■ MATERIAL TO PROCESS:
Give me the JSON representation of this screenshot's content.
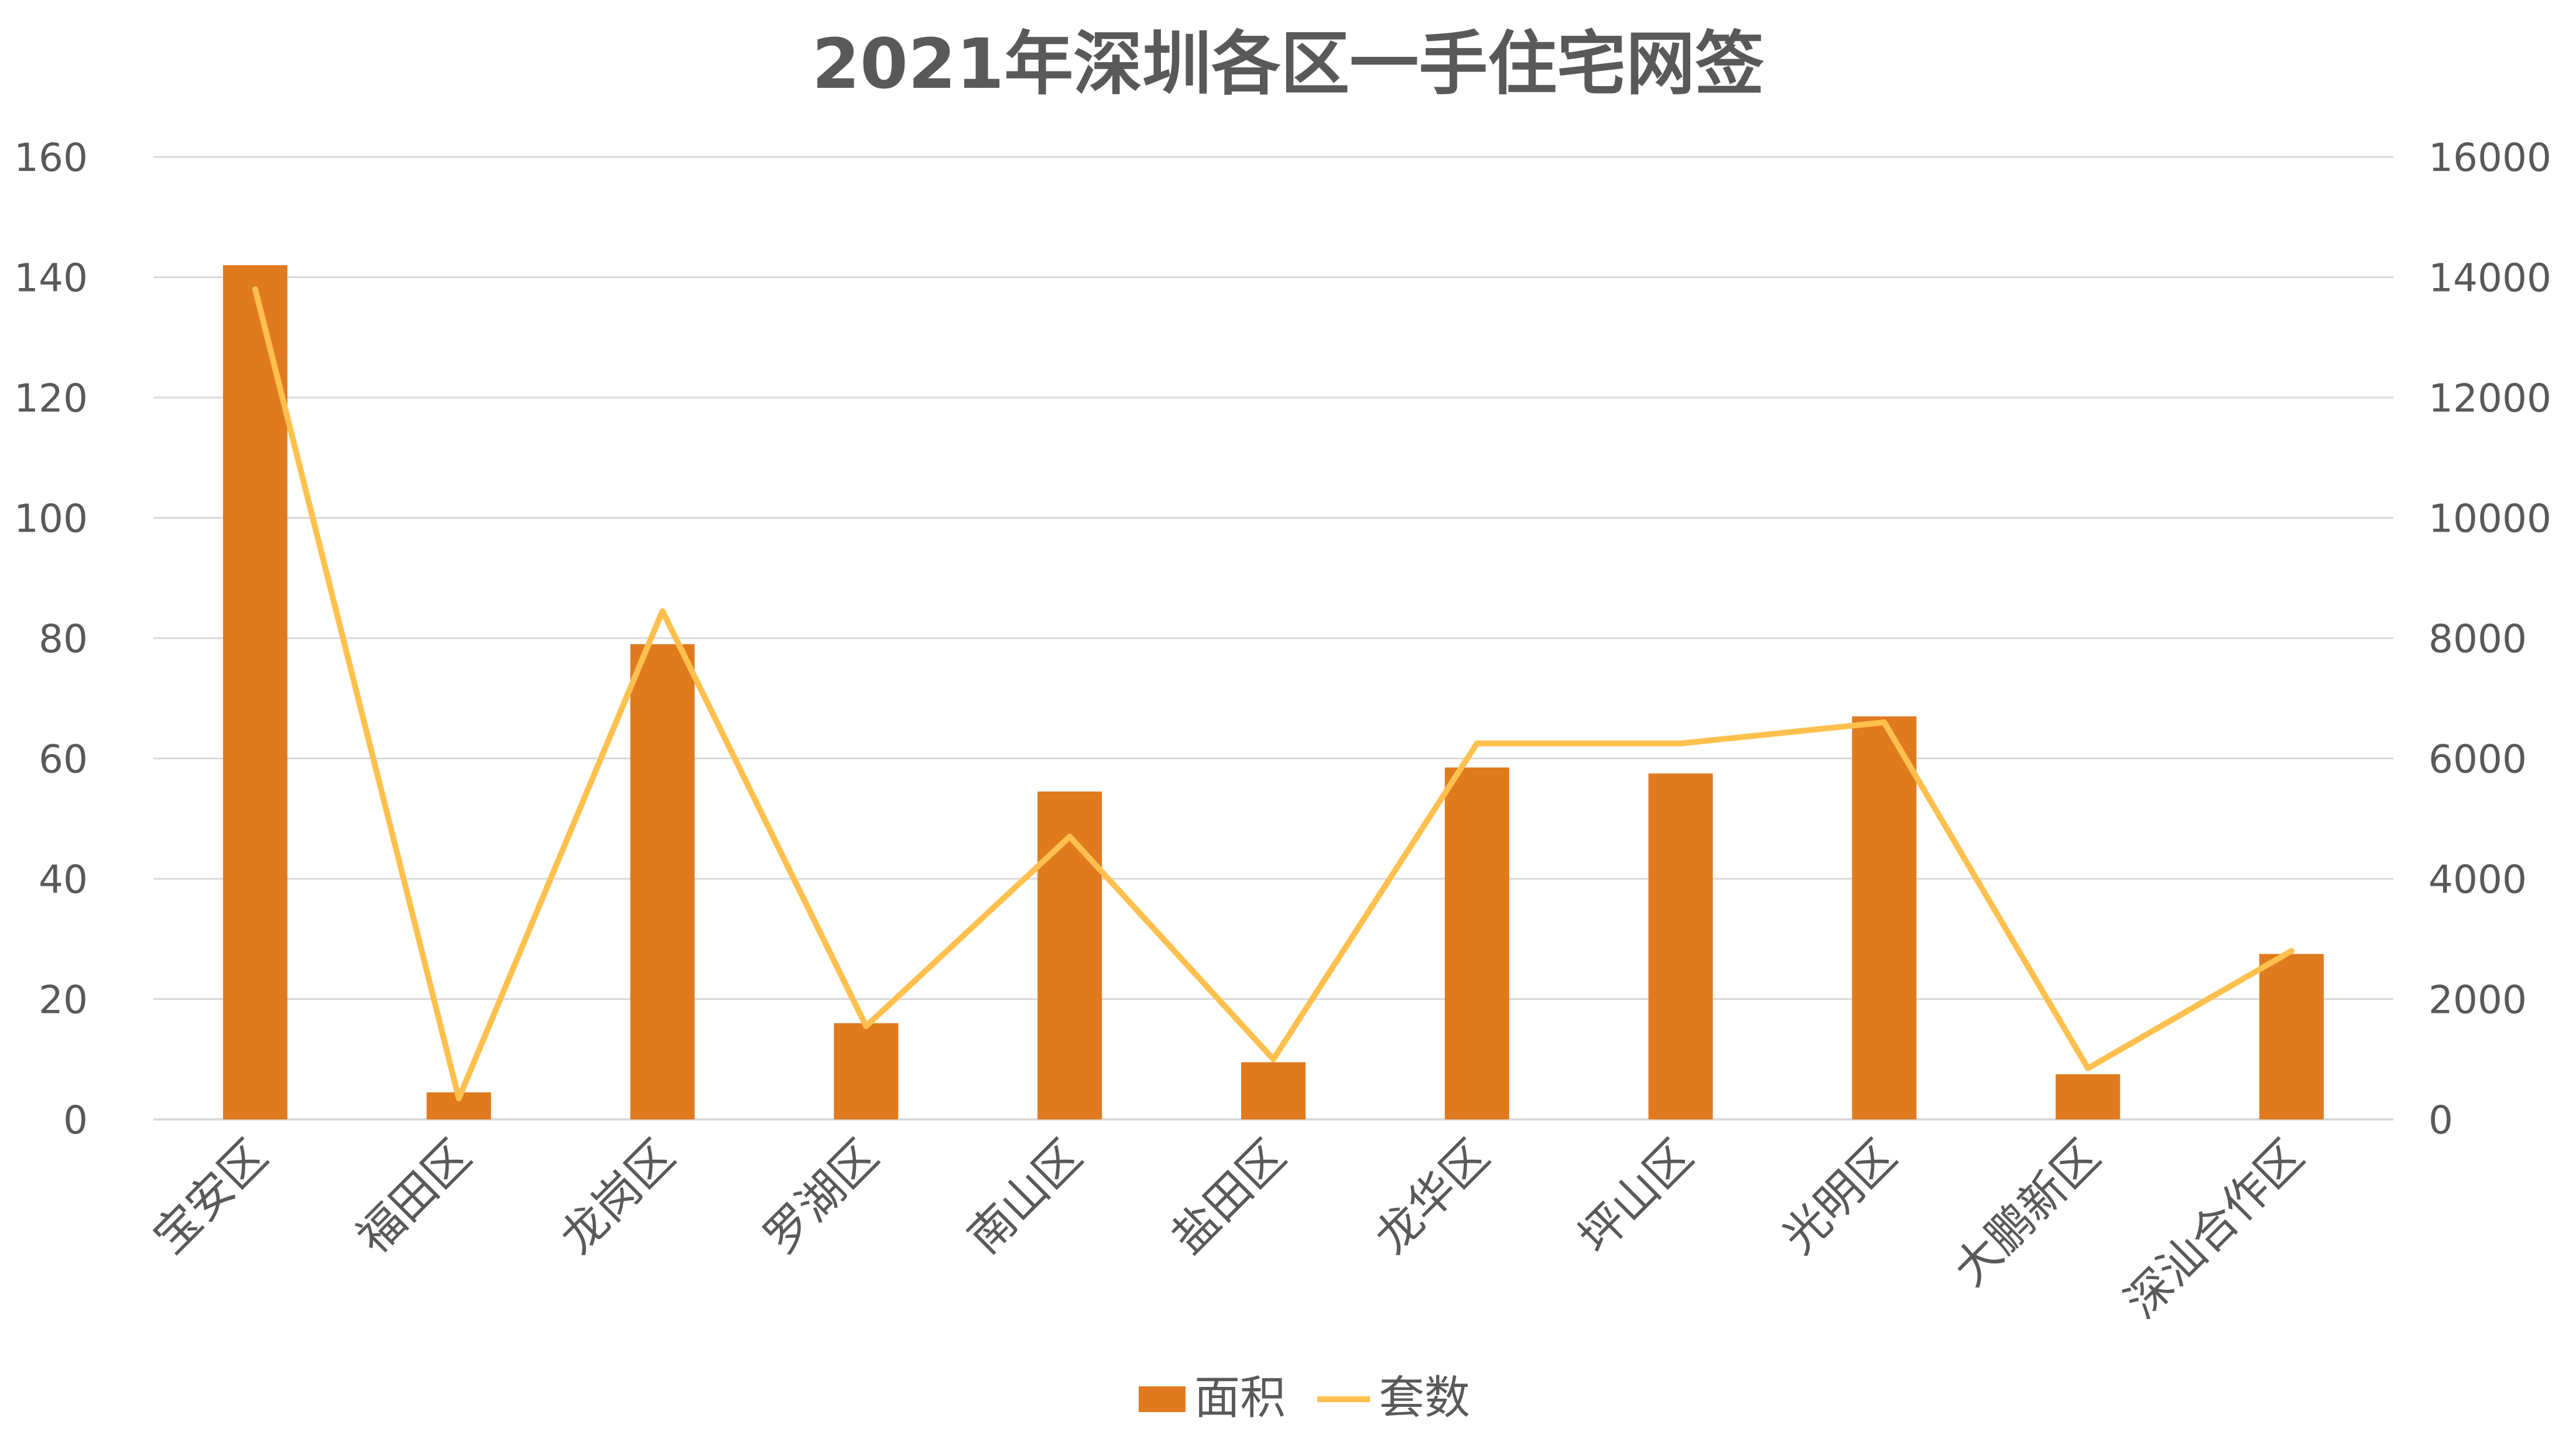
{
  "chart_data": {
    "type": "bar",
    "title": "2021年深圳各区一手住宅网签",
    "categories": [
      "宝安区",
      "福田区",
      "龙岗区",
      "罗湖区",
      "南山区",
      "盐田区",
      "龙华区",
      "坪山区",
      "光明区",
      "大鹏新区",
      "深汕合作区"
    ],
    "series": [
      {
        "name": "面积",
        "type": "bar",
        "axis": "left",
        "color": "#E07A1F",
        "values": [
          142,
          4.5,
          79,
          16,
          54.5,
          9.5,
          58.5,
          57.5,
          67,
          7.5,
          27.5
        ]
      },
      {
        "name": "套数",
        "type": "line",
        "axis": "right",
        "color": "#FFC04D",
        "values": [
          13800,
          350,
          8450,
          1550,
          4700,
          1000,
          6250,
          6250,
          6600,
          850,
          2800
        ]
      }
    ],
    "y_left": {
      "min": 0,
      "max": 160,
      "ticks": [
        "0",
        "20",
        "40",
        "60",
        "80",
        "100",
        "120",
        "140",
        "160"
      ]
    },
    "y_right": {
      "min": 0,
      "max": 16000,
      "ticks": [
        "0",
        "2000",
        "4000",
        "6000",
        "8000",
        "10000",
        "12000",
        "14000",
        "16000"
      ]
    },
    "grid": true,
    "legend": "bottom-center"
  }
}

■ TASK INSTRUCTIONS: From the listing above, print every entry precisely and drop the pictures.

■ REPLY:
Give me the JSON representation of this screenshot's content.
{
  "chart_data": {
    "type": "bar",
    "title": "2021年深圳各区一手住宅网签",
    "categories": [
      "宝安区",
      "福田区",
      "龙岗区",
      "罗湖区",
      "南山区",
      "盐田区",
      "龙华区",
      "坪山区",
      "光明区",
      "大鹏新区",
      "深汕合作区"
    ],
    "series": [
      {
        "name": "面积",
        "type": "bar",
        "axis": "left",
        "color": "#E07A1F",
        "values": [
          142,
          4.5,
          79,
          16,
          54.5,
          9.5,
          58.5,
          57.5,
          67,
          7.5,
          27.5
        ]
      },
      {
        "name": "套数",
        "type": "line",
        "axis": "right",
        "color": "#FFC04D",
        "values": [
          13800,
          350,
          8450,
          1550,
          4700,
          1000,
          6250,
          6250,
          6600,
          850,
          2800
        ]
      }
    ],
    "y_left": {
      "min": 0,
      "max": 160,
      "ticks": [
        "0",
        "20",
        "40",
        "60",
        "80",
        "100",
        "120",
        "140",
        "160"
      ]
    },
    "y_right": {
      "min": 0,
      "max": 16000,
      "ticks": [
        "0",
        "2000",
        "4000",
        "6000",
        "8000",
        "10000",
        "12000",
        "14000",
        "16000"
      ]
    },
    "grid": true,
    "legend": "bottom-center"
  }
}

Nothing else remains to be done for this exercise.